→ Work required
Collect each line containing "your".

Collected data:

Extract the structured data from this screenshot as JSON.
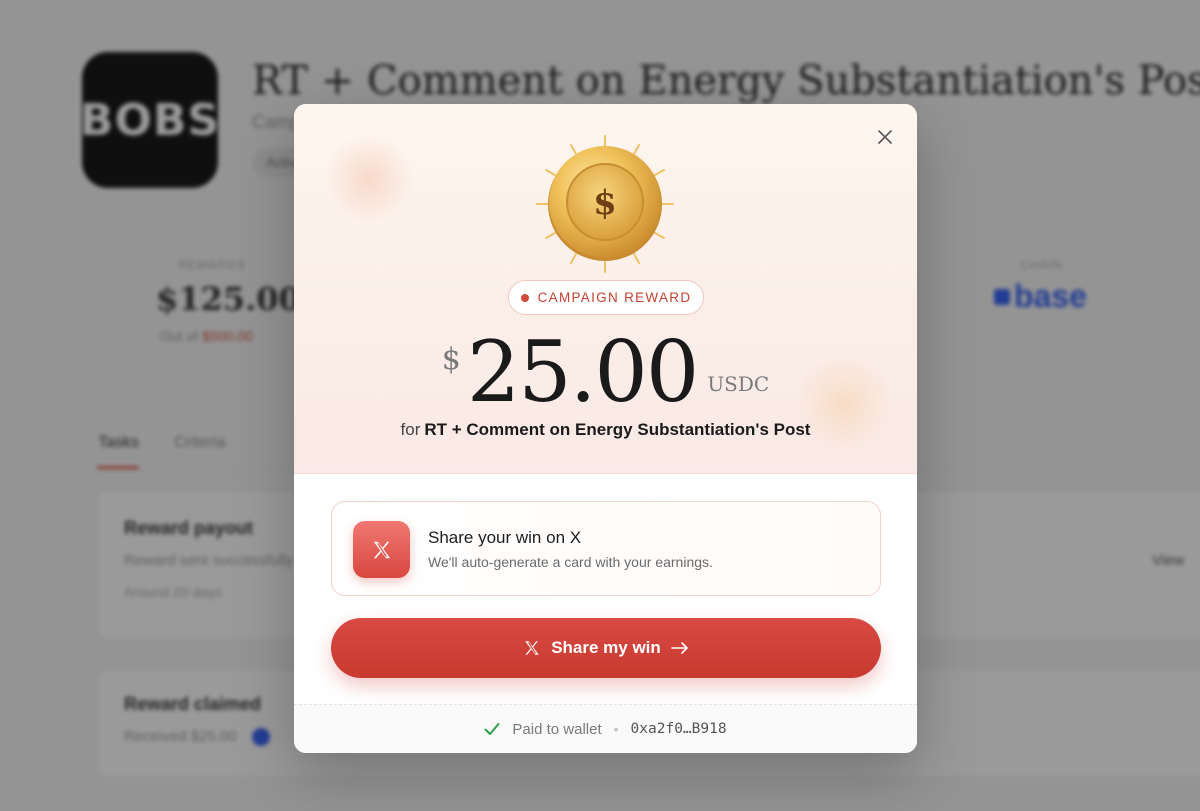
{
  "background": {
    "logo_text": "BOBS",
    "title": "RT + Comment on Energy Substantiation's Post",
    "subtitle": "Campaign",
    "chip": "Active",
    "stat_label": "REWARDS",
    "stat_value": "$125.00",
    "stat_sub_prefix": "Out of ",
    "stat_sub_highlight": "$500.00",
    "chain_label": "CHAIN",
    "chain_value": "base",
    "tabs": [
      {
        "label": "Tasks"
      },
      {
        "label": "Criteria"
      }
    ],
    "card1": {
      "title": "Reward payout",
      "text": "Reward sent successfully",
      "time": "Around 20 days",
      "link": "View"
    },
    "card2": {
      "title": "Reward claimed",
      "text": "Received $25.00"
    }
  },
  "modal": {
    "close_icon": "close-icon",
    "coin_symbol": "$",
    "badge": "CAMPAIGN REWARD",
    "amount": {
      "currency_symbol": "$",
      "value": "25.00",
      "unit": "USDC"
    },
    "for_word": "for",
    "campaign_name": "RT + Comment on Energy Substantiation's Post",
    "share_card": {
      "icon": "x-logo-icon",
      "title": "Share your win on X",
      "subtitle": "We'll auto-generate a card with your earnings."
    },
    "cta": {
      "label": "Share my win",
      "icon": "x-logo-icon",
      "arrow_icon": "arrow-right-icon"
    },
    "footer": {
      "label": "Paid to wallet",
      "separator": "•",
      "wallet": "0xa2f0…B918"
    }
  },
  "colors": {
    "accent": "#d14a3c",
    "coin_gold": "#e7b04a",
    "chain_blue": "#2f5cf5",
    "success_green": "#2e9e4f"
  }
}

→ Exercise output
      "title": "Share your win on X",
      "subtitle": "We'll auto-generate a card with your earnings."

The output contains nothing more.